──────── Record excerpts
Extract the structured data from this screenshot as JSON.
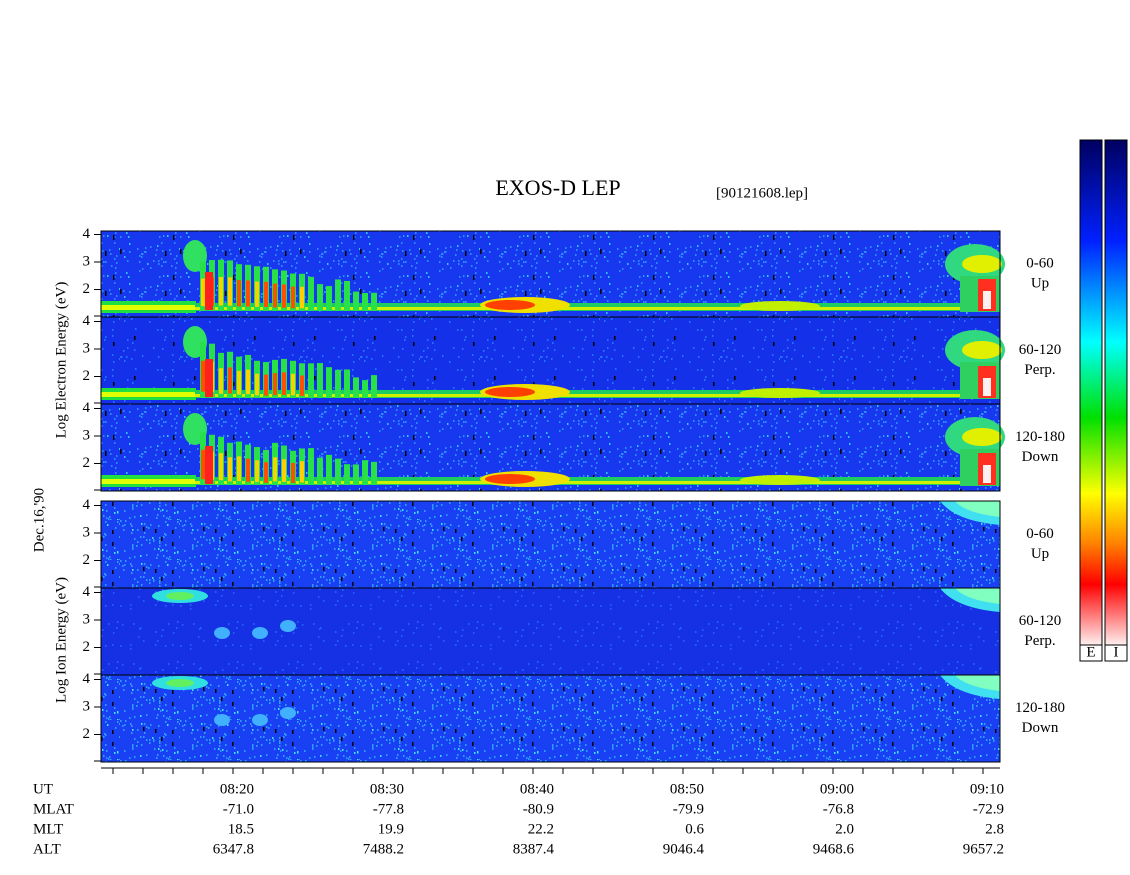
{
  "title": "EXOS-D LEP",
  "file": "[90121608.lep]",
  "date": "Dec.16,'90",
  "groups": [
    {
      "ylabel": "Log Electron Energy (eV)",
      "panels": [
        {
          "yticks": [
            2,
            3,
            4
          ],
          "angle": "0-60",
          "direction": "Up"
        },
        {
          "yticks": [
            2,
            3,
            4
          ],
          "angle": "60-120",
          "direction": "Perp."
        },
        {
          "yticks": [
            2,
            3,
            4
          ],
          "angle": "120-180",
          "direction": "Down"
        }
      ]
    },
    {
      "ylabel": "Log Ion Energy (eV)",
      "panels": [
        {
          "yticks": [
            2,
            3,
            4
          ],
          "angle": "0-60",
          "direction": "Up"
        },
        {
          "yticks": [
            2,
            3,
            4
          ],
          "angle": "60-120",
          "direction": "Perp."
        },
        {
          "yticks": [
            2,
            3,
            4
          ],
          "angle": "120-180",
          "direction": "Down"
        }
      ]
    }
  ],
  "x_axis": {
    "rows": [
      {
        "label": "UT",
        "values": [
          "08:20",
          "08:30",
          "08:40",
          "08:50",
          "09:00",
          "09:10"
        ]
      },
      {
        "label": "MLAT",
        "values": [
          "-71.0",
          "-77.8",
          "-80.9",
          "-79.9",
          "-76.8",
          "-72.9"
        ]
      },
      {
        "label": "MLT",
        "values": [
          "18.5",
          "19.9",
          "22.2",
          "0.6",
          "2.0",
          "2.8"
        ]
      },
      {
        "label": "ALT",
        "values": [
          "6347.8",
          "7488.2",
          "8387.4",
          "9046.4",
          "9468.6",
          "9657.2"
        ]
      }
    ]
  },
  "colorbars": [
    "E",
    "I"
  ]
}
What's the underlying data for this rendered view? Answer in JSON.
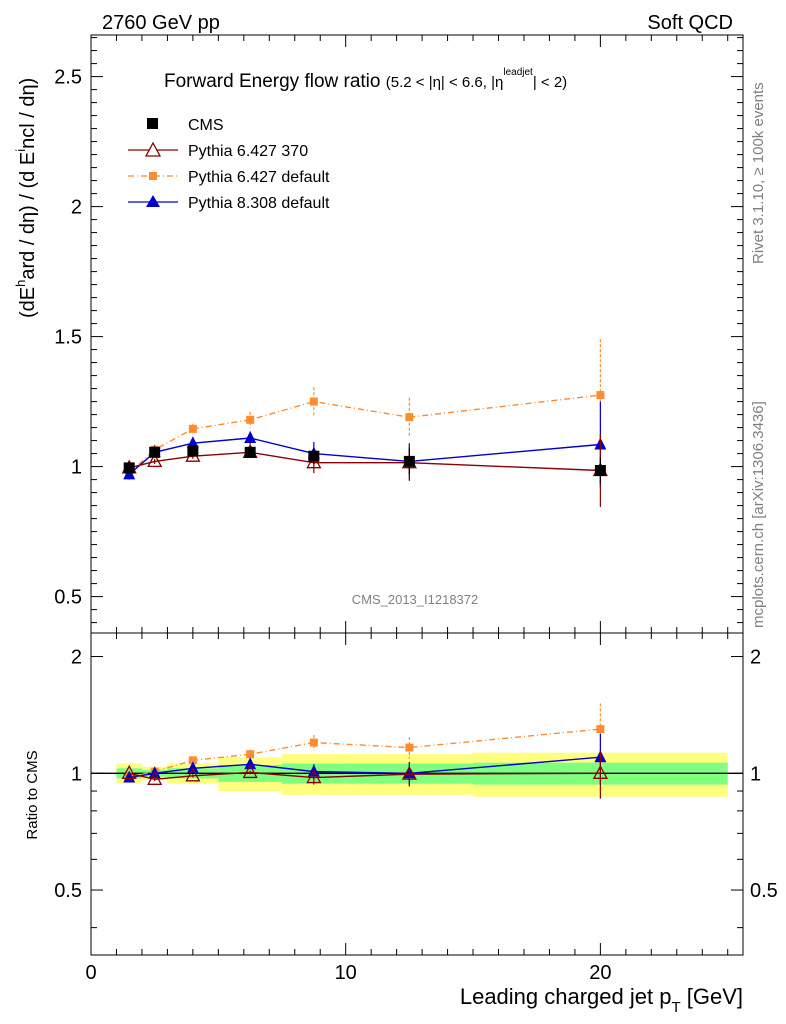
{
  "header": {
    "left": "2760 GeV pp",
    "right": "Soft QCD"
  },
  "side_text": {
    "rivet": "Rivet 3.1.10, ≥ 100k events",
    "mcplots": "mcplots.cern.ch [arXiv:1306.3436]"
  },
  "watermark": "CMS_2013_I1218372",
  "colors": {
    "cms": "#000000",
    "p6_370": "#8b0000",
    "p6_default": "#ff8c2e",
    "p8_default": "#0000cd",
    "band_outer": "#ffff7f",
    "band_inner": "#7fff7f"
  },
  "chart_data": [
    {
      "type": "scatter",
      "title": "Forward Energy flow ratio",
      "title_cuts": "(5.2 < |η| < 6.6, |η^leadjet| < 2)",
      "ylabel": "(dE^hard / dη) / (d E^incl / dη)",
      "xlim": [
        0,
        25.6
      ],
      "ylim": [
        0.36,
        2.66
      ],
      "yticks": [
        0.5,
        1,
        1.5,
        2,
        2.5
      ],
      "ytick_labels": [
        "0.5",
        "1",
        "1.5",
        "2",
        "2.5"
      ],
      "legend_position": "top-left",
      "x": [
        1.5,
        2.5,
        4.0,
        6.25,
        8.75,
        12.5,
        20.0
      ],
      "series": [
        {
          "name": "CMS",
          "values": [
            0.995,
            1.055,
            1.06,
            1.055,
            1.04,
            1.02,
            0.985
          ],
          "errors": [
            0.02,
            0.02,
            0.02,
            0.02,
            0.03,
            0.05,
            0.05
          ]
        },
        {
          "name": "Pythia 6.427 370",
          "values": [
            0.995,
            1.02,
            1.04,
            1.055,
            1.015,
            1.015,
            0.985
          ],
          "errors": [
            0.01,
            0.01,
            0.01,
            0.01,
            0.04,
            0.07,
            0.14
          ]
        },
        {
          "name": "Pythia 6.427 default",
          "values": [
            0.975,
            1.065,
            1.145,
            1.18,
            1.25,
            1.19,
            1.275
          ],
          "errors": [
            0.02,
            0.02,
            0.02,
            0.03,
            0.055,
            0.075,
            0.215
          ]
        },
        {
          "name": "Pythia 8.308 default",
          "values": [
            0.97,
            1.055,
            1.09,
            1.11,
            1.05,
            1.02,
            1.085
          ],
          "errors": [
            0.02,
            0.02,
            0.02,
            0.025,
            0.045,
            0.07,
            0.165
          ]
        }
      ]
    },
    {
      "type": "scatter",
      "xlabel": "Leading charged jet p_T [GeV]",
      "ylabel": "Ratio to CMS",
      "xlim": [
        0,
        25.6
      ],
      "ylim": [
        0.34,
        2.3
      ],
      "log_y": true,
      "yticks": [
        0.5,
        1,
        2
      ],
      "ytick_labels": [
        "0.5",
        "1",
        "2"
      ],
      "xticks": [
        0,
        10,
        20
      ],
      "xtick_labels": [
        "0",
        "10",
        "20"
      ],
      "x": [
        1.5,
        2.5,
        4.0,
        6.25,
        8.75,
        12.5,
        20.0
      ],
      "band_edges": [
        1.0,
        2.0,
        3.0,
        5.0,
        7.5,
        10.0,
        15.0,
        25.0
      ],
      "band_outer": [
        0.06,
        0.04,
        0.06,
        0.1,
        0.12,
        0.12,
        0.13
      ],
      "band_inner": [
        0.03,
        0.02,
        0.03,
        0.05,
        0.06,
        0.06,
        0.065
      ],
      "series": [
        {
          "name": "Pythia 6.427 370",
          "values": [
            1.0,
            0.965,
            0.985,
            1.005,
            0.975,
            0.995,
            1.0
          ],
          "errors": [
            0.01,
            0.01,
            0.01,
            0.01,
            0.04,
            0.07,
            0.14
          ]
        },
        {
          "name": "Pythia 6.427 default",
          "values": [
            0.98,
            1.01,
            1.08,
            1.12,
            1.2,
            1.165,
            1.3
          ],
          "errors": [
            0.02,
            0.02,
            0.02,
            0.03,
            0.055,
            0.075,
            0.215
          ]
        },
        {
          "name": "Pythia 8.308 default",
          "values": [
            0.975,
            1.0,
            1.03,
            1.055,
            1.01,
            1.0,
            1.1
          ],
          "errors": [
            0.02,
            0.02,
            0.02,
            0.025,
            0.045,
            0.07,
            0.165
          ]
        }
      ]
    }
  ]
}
────────────────
──────── Record excerpts
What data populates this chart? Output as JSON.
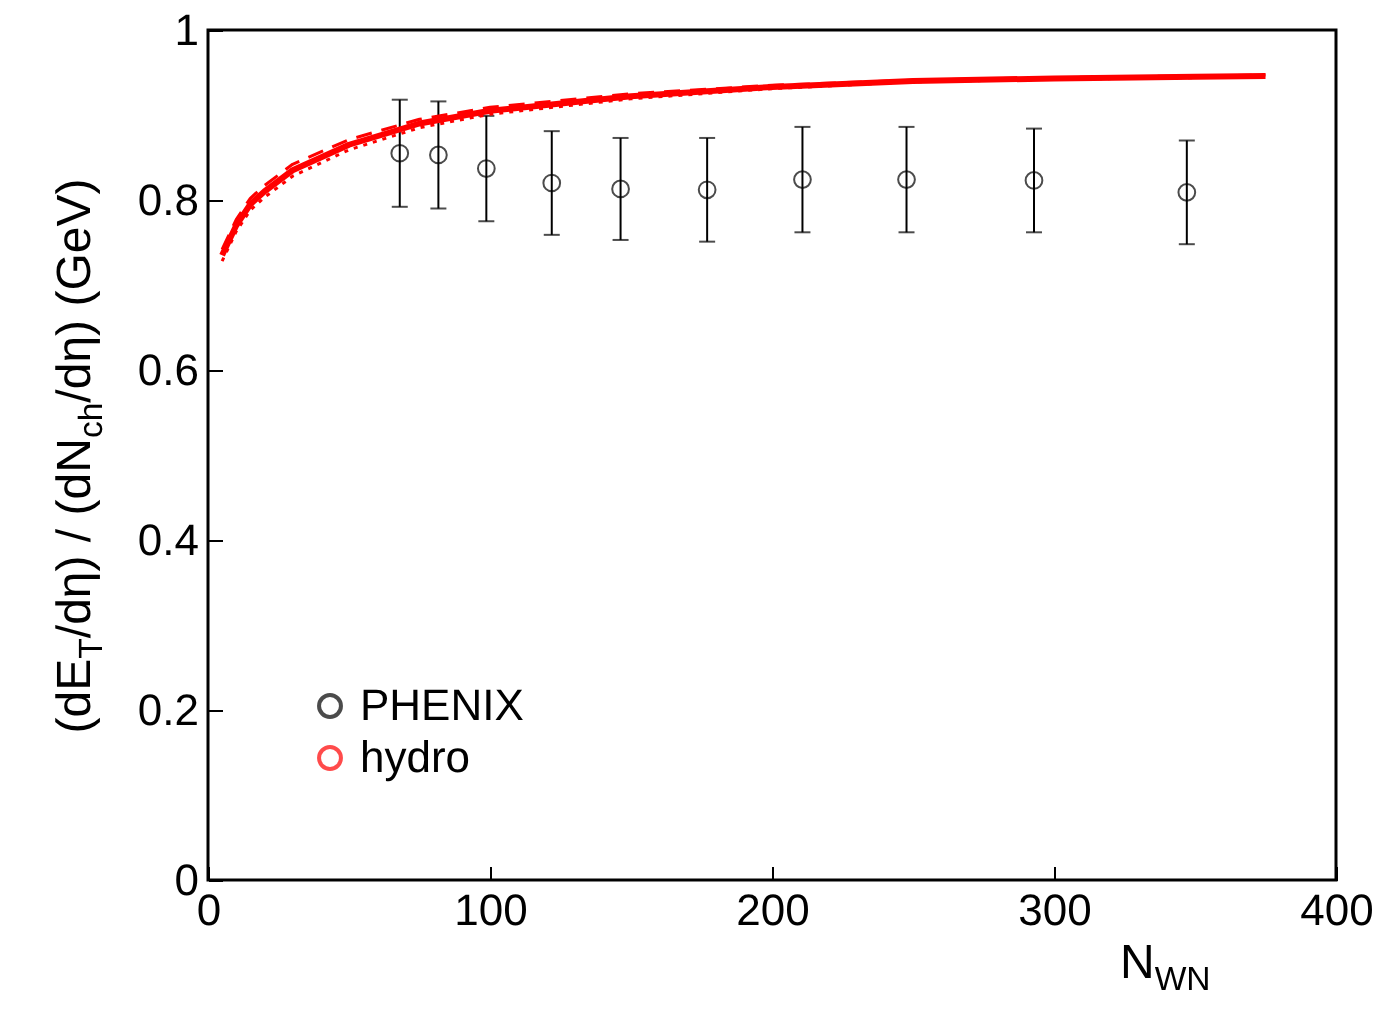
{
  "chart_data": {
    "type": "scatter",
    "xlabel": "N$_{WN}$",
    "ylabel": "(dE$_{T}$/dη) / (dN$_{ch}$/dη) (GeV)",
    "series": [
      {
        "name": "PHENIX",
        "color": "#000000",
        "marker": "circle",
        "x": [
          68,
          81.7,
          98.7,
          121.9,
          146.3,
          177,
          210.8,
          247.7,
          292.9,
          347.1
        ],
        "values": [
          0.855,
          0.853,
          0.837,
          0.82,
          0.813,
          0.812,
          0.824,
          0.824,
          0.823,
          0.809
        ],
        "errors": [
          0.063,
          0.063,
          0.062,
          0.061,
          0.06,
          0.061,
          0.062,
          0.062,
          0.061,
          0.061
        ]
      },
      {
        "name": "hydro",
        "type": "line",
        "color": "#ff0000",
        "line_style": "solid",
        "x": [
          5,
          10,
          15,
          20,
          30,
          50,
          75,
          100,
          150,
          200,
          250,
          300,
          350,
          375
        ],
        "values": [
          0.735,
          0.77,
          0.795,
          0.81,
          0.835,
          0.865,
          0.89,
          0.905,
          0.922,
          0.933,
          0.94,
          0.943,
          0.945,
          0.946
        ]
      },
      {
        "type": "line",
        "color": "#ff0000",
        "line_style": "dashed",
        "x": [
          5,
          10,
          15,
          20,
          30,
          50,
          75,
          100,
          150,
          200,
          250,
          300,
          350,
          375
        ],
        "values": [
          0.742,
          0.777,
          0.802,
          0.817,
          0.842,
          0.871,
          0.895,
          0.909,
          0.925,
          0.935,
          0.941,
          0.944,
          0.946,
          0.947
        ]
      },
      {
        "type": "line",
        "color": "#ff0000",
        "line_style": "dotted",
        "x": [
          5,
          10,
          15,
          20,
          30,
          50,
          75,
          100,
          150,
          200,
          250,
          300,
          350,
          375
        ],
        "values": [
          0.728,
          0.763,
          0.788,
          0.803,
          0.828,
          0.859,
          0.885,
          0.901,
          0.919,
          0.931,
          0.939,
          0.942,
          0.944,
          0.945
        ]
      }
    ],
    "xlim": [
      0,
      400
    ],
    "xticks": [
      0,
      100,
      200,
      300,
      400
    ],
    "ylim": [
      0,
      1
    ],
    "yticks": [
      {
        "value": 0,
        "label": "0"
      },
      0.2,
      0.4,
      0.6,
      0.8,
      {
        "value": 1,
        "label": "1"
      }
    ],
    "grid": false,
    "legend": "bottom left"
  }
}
────────────────
──────── Record excerpts
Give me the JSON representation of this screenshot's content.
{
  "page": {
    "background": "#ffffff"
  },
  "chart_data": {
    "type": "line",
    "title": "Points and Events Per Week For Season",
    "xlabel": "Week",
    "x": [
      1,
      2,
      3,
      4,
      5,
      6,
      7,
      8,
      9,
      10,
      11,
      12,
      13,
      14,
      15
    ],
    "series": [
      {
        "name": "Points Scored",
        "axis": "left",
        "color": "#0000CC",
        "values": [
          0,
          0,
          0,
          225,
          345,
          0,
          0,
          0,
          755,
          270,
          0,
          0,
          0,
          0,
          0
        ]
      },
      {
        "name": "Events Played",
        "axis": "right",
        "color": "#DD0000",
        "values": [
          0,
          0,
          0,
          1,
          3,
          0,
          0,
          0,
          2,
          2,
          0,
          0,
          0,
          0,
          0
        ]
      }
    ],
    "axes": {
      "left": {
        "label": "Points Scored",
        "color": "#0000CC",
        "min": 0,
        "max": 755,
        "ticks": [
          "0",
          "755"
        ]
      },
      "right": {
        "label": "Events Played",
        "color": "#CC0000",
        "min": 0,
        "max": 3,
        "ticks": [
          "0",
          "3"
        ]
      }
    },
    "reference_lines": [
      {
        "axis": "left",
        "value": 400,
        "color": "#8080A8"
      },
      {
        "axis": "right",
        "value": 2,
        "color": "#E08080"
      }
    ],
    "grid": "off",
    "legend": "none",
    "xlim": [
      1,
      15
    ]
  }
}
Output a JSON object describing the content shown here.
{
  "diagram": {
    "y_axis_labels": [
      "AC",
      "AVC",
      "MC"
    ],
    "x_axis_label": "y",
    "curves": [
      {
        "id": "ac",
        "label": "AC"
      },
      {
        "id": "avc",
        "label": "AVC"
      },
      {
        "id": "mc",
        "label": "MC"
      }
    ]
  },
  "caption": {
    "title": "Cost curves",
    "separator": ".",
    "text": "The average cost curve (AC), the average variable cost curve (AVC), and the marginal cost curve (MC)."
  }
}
────────────────
▶ [Exercise instructions]: From the entries, copy out each line containing the word "ylabel".

▶ [Exercise solution]:
      "ylabel": "Log Electron Energy (eV)",
      "ylabel": "Log Ion Energy (eV)",
      "ylabel": "(dE^hard / dη) / (d E^incl / dη)",
      "ylabel": "Ratio to CMS",
    "ylabel": "(dE$_{T}$/dη) / (dN$_{ch}$/dη) (GeV)",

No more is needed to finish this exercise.